:: Data shown ::

+++

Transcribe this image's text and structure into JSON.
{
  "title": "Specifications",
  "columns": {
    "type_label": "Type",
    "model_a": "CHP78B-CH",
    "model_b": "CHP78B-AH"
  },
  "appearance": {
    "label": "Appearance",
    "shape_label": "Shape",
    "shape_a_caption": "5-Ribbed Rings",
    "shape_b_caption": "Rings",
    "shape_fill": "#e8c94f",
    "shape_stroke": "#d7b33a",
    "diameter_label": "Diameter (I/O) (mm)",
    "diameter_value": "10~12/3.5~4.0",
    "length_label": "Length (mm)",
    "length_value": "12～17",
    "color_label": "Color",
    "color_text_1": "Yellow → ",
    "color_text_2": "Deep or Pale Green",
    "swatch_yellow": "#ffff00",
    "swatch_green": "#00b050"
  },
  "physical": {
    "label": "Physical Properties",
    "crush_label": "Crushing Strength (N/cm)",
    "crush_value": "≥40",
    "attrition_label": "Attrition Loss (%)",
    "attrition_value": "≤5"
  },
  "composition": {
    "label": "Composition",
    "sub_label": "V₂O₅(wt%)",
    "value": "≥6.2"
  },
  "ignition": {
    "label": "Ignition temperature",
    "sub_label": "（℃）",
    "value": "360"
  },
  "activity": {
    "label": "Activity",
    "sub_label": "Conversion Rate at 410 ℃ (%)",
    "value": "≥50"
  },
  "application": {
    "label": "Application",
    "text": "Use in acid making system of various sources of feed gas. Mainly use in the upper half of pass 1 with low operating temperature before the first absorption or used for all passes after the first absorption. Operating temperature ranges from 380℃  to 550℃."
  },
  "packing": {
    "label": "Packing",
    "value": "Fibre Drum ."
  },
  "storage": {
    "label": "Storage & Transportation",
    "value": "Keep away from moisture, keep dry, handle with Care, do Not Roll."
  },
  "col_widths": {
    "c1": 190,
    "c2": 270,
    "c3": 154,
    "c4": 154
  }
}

+++

:: Problem ::
Which lines in the listing above hold the word "Rings"? Show each of them.

:: Right answer ::
    "shape_a_caption": "5-Ribbed Rings",
    "shape_b_caption": "Rings",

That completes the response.